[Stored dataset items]
:::::

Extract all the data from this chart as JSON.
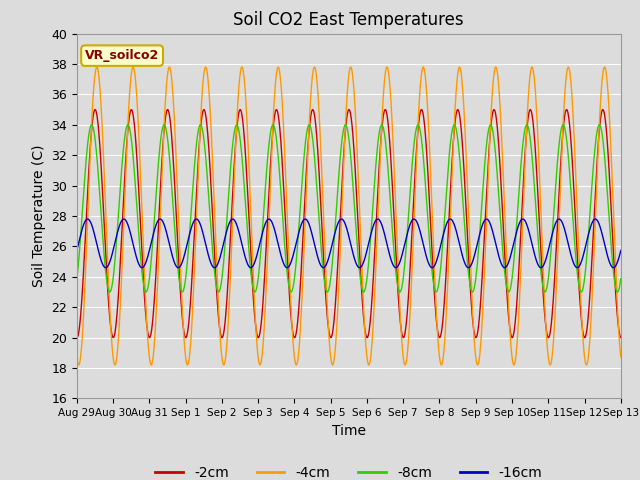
{
  "title": "Soil CO2 East Temperatures",
  "xlabel": "Time",
  "ylabel": "Soil Temperature (C)",
  "ylim": [
    16,
    40
  ],
  "background_color": "#dcdcdc",
  "plot_bg_color": "#dcdcdc",
  "grid_color": "white",
  "annotation_text": "VR_soilco2",
  "annotation_bg": "#ffffcc",
  "annotation_border": "#ccaa00",
  "colors": {
    "-2cm": "#cc0000",
    "-4cm": "#ff9900",
    "-8cm": "#33cc00",
    "-16cm": "#0000cc"
  },
  "legend_labels": [
    "-2cm",
    "-4cm",
    "-8cm",
    "-16cm"
  ],
  "xtick_labels": [
    "Aug 29",
    "Aug 30",
    "Aug 31",
    "Sep 1",
    "Sep 2",
    "Sep 3",
    "Sep 4",
    "Sep 5",
    "Sep 6",
    "Sep 7",
    "Sep 8",
    "Sep 9",
    "Sep 10",
    "Sep 11",
    "Sep 12",
    "Sep 13"
  ],
  "xtick_positions": [
    0,
    1,
    2,
    3,
    4,
    5,
    6,
    7,
    8,
    9,
    10,
    11,
    12,
    13,
    14,
    15
  ],
  "period_days": 1.0,
  "num_points": 2000,
  "total_days": 15.0,
  "depth_params": {
    "-2cm": {
      "mean": 27.5,
      "amp": 7.5,
      "phase": -1.6
    },
    "-4cm": {
      "mean": 28.0,
      "amp": 9.8,
      "phase": -1.9
    },
    "-8cm": {
      "mean": 28.5,
      "amp": 5.5,
      "phase": -1.0
    },
    "-16cm": {
      "mean": 26.2,
      "amp": 1.6,
      "phase": -0.3
    }
  }
}
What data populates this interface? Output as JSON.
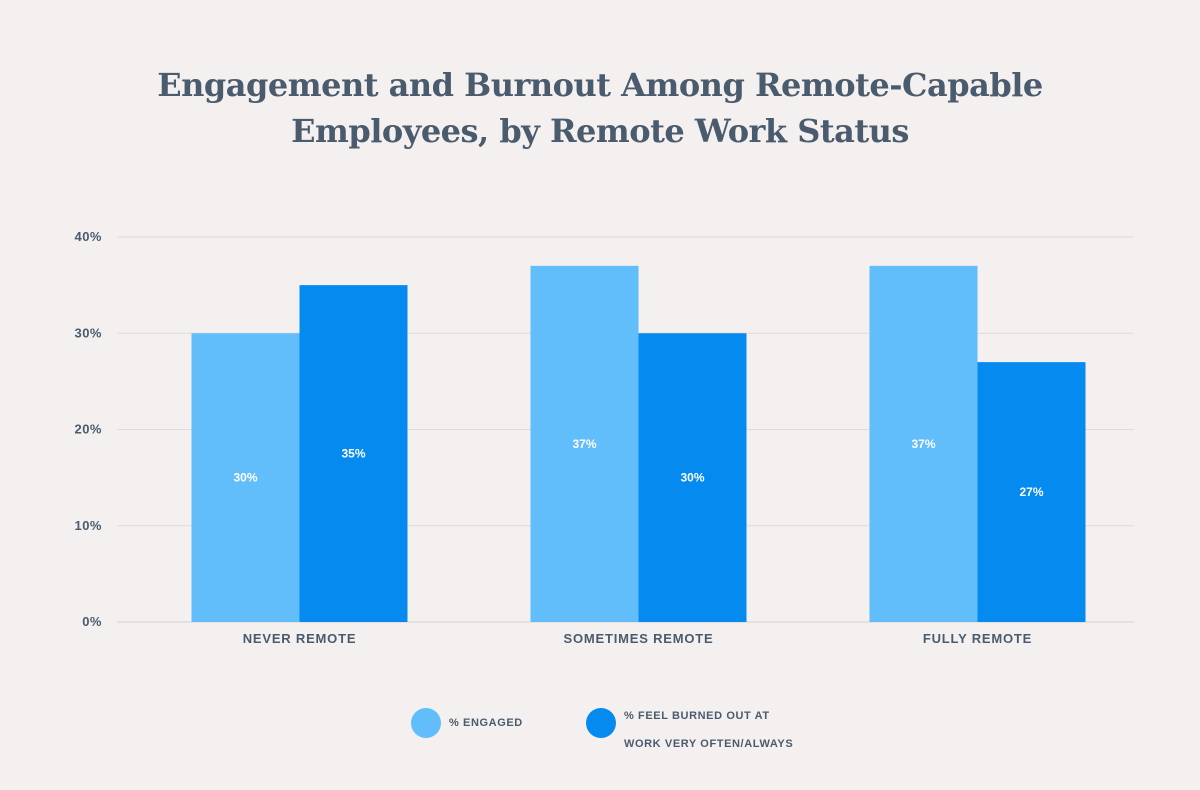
{
  "chart_data": {
    "type": "bar",
    "title": "Engagement and Burnout Among Remote-Capable Employees, by Remote Work Status",
    "title_lines": [
      "Engagement and Burnout Among Remote-Capable",
      "Employees, by Remote Work Status"
    ],
    "categories": [
      "NEVER REMOTE",
      "SOMETIMES REMOTE",
      "FULLY REMOTE"
    ],
    "series": [
      {
        "name": "% ENGAGED",
        "values": [
          30,
          37,
          37
        ],
        "labels": [
          "30%",
          "37%",
          "37%"
        ],
        "color": "#62bdfb"
      },
      {
        "name": "% FEEL BURNED OUT AT WORK VERY OFTEN/ALWAYS",
        "legend_lines": [
          "% FEEL BURNED OUT AT",
          "WORK VERY OFTEN/ALWAYS"
        ],
        "values": [
          35,
          30,
          27
        ],
        "labels": [
          "35%",
          "30%",
          "27%"
        ],
        "color": "#058bf0"
      }
    ],
    "y_ticks": [
      "0%",
      "10%",
      "20%",
      "30%",
      "40%"
    ],
    "ylim": [
      0,
      40
    ],
    "xlabel": "",
    "ylabel": "",
    "grid": true,
    "legend_position": "bottom-center"
  },
  "colors": {
    "background": "#f3f0ef",
    "text": "#4a5b6e",
    "grid": "#dedbda"
  }
}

:::::

→ Instruction
Leave out the pictures and print each record exactly as it stands.

→ Answer in full
Extract all the data from this chart as JSON.
{
  "title": "Soil CO2 East Temperatures",
  "xlabel": "Time",
  "ylabel": "Soil Temperature (C)",
  "ylim": [
    16,
    40
  ],
  "background_color": "#dcdcdc",
  "plot_bg_color": "#dcdcdc",
  "grid_color": "white",
  "annotation_text": "VR_soilco2",
  "annotation_bg": "#ffffcc",
  "annotation_border": "#ccaa00",
  "colors": {
    "-2cm": "#cc0000",
    "-4cm": "#ff9900",
    "-8cm": "#33cc00",
    "-16cm": "#0000cc"
  },
  "legend_labels": [
    "-2cm",
    "-4cm",
    "-8cm",
    "-16cm"
  ],
  "xtick_labels": [
    "Aug 29",
    "Aug 30",
    "Aug 31",
    "Sep 1",
    "Sep 2",
    "Sep 3",
    "Sep 4",
    "Sep 5",
    "Sep 6",
    "Sep 7",
    "Sep 8",
    "Sep 9",
    "Sep 10",
    "Sep 11",
    "Sep 12",
    "Sep 13"
  ],
  "xtick_positions": [
    0,
    1,
    2,
    3,
    4,
    5,
    6,
    7,
    8,
    9,
    10,
    11,
    12,
    13,
    14,
    15
  ],
  "period_days": 1.0,
  "num_points": 2000,
  "total_days": 15.0,
  "depth_params": {
    "-2cm": {
      "mean": 27.5,
      "amp": 7.5,
      "phase": -1.6
    },
    "-4cm": {
      "mean": 28.0,
      "amp": 9.8,
      "phase": -1.9
    },
    "-8cm": {
      "mean": 28.5,
      "amp": 5.5,
      "phase": -1.0
    },
    "-16cm": {
      "mean": 26.2,
      "amp": 1.6,
      "phase": -0.3
    }
  }
}
What data populates this interface? Output as JSON.
{
  "chart_data": {
    "type": "bar",
    "title": "Engagement and Burnout Among Remote-Capable Employees, by Remote Work Status",
    "title_lines": [
      "Engagement and Burnout Among Remote-Capable",
      "Employees, by Remote Work Status"
    ],
    "categories": [
      "NEVER REMOTE",
      "SOMETIMES REMOTE",
      "FULLY REMOTE"
    ],
    "series": [
      {
        "name": "% ENGAGED",
        "values": [
          30,
          37,
          37
        ],
        "labels": [
          "30%",
          "37%",
          "37%"
        ],
        "color": "#62bdfb"
      },
      {
        "name": "% FEEL BURNED OUT AT WORK VERY OFTEN/ALWAYS",
        "legend_lines": [
          "% FEEL BURNED OUT AT",
          "WORK VERY OFTEN/ALWAYS"
        ],
        "values": [
          35,
          30,
          27
        ],
        "labels": [
          "35%",
          "30%",
          "27%"
        ],
        "color": "#058bf0"
      }
    ],
    "y_ticks": [
      "0%",
      "10%",
      "20%",
      "30%",
      "40%"
    ],
    "ylim": [
      0,
      40
    ],
    "xlabel": "",
    "ylabel": "",
    "grid": true,
    "legend_position": "bottom-center"
  },
  "colors": {
    "background": "#f3f0ef",
    "text": "#4a5b6e",
    "grid": "#dedbda"
  }
}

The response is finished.